Work instructions. In the records that follow, locate every line with "data" and extract it.

..............................

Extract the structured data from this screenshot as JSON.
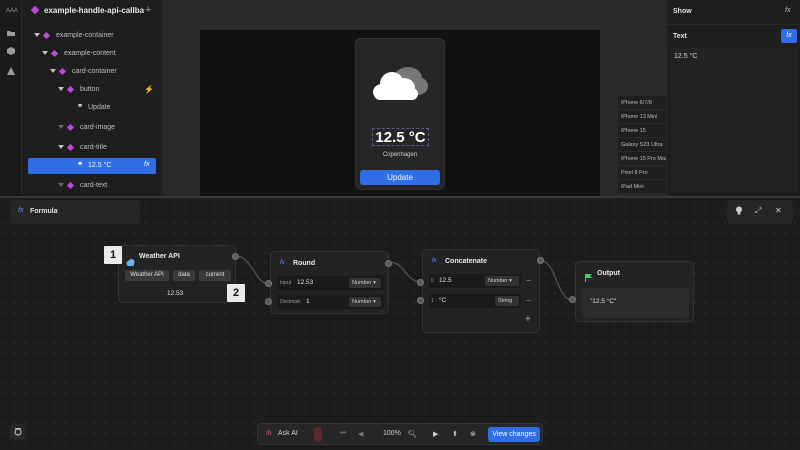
{
  "rail": {
    "icons": [
      "aaa-icon",
      "folder-icon",
      "component-icon",
      "warning-icon"
    ],
    "top_label": "AAA"
  },
  "tree": {
    "title": "example-handle-api-callback",
    "add_label": "+",
    "items": [
      {
        "label": "example-container",
        "type": "component"
      },
      {
        "label": "example-content",
        "type": "component"
      },
      {
        "label": "card-container",
        "type": "component"
      },
      {
        "label": "button",
        "type": "component"
      },
      {
        "label": "Update",
        "type": "text"
      },
      {
        "label": "card-image",
        "type": "component"
      },
      {
        "label": "card-title",
        "type": "component"
      },
      {
        "label": "12.5 °C",
        "type": "text",
        "selected": true
      },
      {
        "label": "card-text",
        "type": "component"
      }
    ],
    "fx_label": "fx"
  },
  "preview": {
    "temperature": "12.5 °C",
    "city": "Copenhagen",
    "button_label": "Update",
    "devices": [
      "iPhone 6/7/8",
      "iPhone 13 Mini",
      "iPhone 15",
      "Galaxy S23 Ultra",
      "iPhone 15 Pro Max",
      "Pixel 8 Pro",
      "iPad Mini"
    ]
  },
  "right_panel": {
    "title": "Show",
    "fx": "fx",
    "field_label": "Text",
    "field_value": "12.5 °C"
  },
  "formula": {
    "title": "Formula",
    "fx": "fx",
    "nodes": {
      "weather": {
        "title": "Weather API",
        "path": [
          "Weather API",
          "data",
          "current"
        ],
        "value": "12.53"
      },
      "round": {
        "title": "Round",
        "input_label": "Input",
        "input_value": "12.53",
        "input_type": "Number",
        "decimals_label": "Decimals",
        "decimals_value": "1",
        "decimals_type": "Number"
      },
      "concat": {
        "title": "Concatenate",
        "rows": [
          {
            "index": "0",
            "value": "12.5",
            "type": "Number"
          },
          {
            "index": "1",
            "value": "°C",
            "type": "String"
          }
        ],
        "add": "+"
      },
      "output": {
        "title": "Output",
        "value": "\"12.5 °C\""
      }
    },
    "badges": [
      "1",
      "2"
    ]
  },
  "toolbar": {
    "ask_ai": "Ask AI",
    "zoom": "100%",
    "view_changes": "View changes"
  }
}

..............................

Written response.
Extract the structured data from this screenshot as JSON.
          "data",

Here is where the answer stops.